Gather from the listing below each line that includes the word "background", and copy it.

++++ ENTRIES SUPPLIED ++++

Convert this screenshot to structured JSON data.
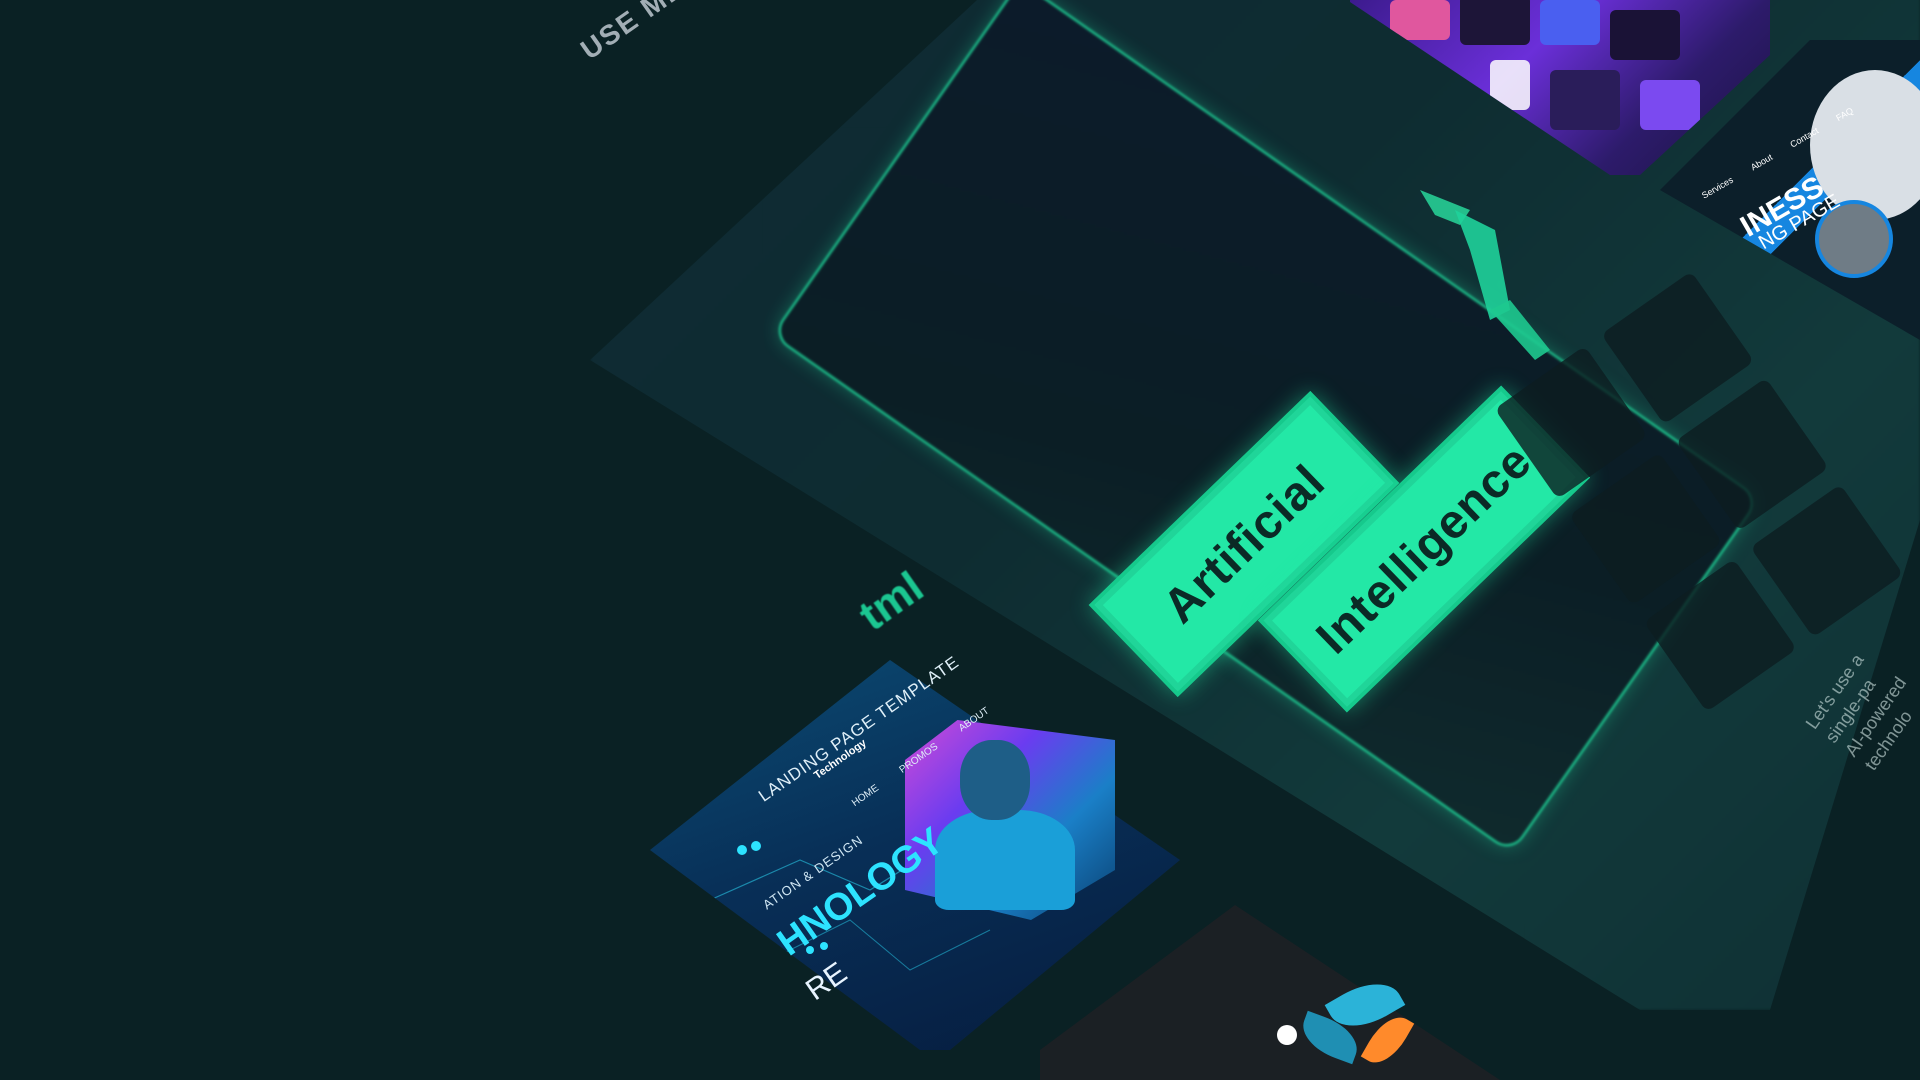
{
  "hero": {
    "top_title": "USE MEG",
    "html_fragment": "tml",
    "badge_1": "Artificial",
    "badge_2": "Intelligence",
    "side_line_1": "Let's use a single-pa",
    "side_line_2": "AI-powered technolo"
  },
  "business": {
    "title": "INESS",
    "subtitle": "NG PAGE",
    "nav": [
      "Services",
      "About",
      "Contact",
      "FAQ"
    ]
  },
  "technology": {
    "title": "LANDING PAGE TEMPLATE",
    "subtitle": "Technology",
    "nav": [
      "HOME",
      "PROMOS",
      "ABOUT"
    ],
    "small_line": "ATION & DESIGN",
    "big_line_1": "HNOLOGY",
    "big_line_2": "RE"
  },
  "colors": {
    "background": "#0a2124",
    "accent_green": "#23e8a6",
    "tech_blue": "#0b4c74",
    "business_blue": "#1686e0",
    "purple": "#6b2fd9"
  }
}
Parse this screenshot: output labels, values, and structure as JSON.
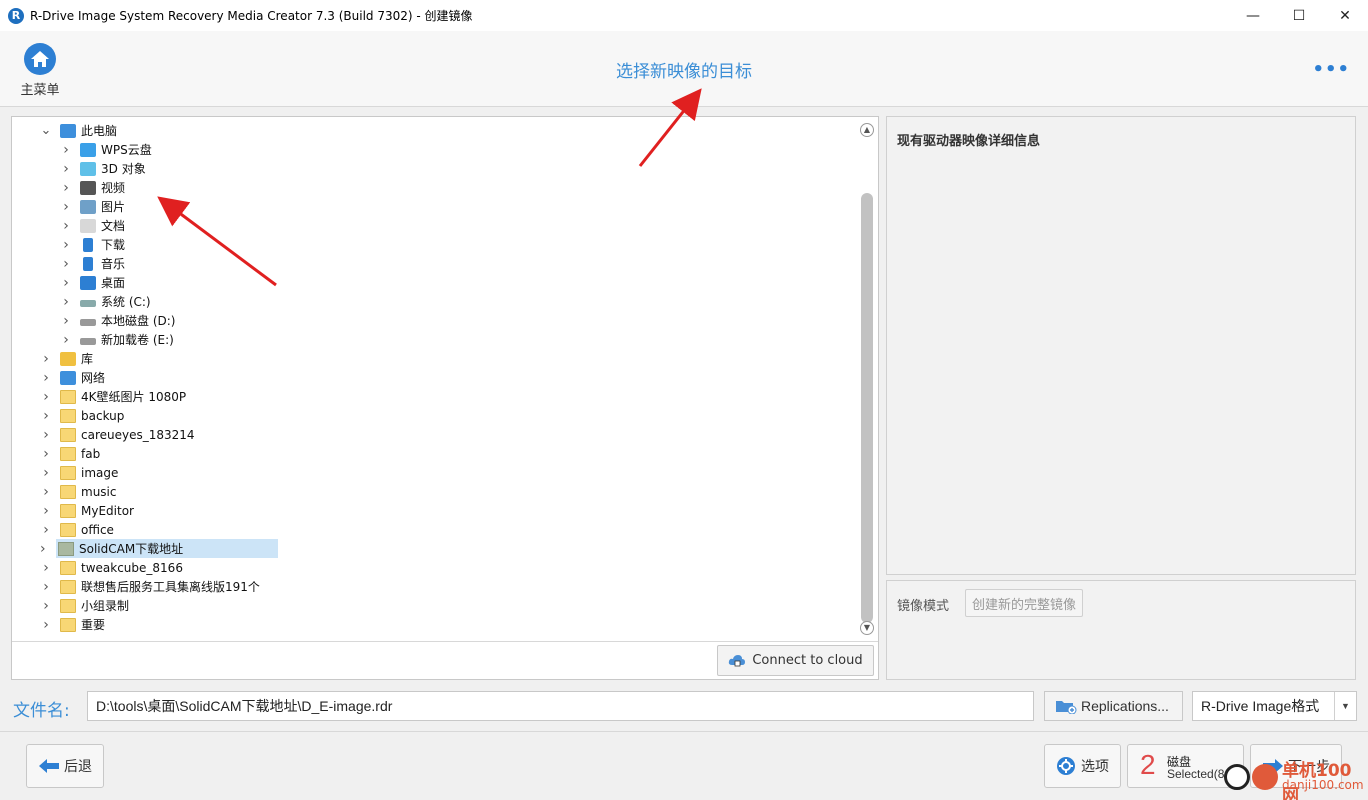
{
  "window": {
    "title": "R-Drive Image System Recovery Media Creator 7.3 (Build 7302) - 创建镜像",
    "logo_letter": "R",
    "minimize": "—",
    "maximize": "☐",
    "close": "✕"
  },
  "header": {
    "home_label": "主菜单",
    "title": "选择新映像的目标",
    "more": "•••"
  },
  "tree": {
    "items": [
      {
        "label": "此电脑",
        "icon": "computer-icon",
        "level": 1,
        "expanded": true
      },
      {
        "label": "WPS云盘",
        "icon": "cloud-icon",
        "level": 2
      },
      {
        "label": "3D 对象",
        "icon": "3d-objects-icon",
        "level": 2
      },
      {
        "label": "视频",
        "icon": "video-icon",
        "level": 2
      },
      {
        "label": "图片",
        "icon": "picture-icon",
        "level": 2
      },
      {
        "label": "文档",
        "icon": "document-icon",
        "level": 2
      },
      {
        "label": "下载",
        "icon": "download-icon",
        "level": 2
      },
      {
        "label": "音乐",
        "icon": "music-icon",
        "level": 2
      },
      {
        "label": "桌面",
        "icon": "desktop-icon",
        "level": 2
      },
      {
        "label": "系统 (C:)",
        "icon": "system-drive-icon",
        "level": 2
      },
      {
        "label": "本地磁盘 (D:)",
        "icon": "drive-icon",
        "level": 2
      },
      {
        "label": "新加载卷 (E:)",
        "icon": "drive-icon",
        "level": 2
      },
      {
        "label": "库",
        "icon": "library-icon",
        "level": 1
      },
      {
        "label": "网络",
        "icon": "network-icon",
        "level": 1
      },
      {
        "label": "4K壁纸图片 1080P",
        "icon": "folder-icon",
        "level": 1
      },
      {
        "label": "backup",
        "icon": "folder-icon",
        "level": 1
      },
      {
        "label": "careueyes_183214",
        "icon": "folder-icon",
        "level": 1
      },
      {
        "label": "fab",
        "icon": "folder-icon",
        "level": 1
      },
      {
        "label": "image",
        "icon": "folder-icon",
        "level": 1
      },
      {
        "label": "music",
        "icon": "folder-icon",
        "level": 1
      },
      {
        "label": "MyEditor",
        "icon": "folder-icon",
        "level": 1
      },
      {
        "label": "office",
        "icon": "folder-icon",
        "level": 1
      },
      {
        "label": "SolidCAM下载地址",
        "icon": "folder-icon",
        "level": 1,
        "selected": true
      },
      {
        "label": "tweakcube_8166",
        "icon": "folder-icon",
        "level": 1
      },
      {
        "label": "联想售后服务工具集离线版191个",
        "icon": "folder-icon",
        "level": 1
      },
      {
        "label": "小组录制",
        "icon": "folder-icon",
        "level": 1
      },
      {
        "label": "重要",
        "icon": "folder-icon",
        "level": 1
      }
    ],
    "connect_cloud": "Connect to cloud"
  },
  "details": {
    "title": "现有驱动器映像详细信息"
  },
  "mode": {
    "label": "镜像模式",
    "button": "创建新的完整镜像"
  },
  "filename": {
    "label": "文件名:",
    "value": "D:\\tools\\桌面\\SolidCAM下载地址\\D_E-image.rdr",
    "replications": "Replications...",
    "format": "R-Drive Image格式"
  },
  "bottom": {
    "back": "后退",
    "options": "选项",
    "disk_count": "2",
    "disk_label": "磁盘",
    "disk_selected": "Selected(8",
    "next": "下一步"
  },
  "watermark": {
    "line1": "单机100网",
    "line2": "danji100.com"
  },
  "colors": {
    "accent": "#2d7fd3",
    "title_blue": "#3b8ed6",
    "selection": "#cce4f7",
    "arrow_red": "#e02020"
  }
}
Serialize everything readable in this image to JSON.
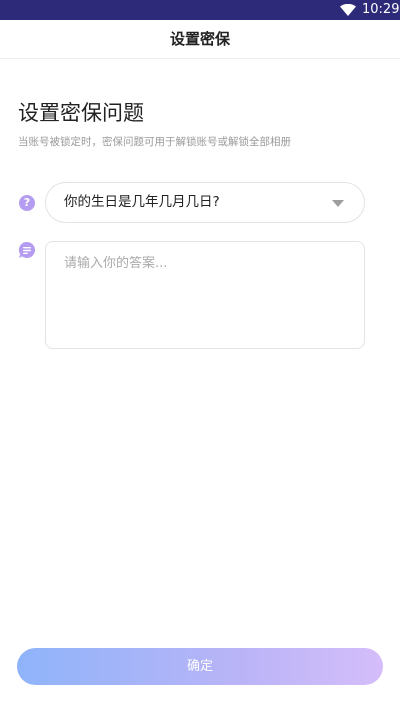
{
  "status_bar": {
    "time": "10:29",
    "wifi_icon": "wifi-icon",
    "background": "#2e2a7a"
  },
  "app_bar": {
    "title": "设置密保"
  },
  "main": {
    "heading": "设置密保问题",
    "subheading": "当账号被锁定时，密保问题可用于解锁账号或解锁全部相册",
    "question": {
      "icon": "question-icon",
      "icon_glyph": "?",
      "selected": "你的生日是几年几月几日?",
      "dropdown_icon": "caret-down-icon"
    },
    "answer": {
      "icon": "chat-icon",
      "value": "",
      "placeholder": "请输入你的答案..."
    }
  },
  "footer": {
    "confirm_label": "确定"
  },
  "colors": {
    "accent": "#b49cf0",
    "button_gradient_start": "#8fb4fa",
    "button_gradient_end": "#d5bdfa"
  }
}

++++

> **ANSWER IN FULL**:
    "background": "#0a2124",
    "background": "#2e2a7a"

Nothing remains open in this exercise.